— START OF Information provided —

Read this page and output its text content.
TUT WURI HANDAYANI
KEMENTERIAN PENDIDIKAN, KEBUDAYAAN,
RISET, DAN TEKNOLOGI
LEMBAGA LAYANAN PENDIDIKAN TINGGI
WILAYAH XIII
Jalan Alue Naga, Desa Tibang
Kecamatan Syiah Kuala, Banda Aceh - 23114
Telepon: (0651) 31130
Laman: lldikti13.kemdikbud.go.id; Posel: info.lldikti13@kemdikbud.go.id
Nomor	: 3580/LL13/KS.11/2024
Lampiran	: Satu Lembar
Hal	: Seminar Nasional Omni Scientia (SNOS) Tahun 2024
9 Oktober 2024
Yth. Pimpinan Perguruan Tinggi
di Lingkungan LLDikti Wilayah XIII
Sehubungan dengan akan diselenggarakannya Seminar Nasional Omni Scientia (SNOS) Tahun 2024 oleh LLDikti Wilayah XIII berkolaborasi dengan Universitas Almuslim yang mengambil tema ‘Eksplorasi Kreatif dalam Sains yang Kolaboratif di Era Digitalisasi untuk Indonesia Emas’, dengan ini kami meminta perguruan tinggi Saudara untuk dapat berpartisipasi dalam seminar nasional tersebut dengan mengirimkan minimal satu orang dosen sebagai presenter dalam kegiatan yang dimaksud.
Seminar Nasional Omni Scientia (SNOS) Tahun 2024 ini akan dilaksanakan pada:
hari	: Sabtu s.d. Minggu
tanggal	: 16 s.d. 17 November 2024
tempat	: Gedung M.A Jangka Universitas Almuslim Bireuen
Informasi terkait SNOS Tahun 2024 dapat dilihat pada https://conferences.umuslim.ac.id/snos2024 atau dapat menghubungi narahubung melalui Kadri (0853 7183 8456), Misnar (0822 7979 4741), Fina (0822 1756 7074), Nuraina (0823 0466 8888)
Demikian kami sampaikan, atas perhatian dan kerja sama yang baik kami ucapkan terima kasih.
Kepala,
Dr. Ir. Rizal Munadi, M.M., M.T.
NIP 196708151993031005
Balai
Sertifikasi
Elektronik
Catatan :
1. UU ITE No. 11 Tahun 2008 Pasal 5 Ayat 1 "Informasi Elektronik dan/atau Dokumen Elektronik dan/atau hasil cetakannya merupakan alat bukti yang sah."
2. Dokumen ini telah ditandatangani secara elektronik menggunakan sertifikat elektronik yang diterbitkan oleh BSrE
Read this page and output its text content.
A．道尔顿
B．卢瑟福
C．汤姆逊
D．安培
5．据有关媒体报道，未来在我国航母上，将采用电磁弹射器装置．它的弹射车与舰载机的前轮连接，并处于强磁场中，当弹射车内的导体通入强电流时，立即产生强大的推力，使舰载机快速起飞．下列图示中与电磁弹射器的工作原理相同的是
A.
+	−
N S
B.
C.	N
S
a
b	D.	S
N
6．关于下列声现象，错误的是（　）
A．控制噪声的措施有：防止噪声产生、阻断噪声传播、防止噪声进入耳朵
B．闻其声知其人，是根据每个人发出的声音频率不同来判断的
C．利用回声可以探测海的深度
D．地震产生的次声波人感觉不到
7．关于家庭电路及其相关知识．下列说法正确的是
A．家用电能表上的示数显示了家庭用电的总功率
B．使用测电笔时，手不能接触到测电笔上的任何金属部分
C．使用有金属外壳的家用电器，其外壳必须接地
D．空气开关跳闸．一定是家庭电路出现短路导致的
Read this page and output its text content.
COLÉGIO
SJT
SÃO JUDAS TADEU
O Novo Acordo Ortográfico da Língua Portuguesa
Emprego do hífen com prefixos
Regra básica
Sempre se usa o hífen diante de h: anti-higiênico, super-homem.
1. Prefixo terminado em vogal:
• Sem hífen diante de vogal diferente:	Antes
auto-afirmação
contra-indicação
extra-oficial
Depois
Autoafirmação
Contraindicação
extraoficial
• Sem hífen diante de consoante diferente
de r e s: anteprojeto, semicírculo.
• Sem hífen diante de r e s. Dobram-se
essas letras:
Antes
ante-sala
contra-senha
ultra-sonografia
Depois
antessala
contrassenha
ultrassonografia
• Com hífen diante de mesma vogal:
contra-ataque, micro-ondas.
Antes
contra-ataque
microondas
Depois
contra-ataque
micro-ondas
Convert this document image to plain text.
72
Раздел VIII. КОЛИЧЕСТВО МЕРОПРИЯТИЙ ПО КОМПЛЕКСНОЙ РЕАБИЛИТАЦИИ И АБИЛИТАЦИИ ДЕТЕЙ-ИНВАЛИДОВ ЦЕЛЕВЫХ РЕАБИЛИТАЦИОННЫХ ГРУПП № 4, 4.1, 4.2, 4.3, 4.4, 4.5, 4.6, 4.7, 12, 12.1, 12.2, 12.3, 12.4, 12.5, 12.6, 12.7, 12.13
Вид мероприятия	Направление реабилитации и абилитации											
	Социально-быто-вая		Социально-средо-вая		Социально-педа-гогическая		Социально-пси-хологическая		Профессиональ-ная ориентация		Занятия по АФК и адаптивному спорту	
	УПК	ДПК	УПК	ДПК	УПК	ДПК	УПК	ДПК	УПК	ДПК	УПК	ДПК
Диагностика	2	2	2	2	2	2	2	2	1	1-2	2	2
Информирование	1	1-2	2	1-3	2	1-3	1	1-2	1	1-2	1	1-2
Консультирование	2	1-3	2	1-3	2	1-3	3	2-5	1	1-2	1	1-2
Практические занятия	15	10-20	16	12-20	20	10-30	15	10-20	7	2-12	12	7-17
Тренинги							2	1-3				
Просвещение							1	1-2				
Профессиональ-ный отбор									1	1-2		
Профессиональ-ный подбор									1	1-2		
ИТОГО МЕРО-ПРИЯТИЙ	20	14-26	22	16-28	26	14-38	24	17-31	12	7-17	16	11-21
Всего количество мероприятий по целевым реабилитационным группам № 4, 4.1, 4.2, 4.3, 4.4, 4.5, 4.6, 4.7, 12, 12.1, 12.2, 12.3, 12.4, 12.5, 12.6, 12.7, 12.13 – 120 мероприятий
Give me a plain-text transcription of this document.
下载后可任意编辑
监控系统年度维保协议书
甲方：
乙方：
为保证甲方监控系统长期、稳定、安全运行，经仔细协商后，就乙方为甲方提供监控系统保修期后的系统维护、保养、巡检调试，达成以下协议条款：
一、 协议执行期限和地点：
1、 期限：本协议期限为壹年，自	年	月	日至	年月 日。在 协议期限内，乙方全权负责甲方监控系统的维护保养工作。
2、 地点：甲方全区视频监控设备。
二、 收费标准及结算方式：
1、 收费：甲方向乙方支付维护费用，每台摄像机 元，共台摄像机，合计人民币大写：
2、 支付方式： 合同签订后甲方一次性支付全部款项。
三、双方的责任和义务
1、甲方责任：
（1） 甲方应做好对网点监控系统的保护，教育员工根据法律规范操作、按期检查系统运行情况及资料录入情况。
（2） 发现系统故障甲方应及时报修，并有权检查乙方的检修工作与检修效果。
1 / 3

— END OF Information provided —

- **What you are asked to do**: Go over the records above and tally the lines with the word "XIII" in them. Give the number alone.

- **Task result**: 3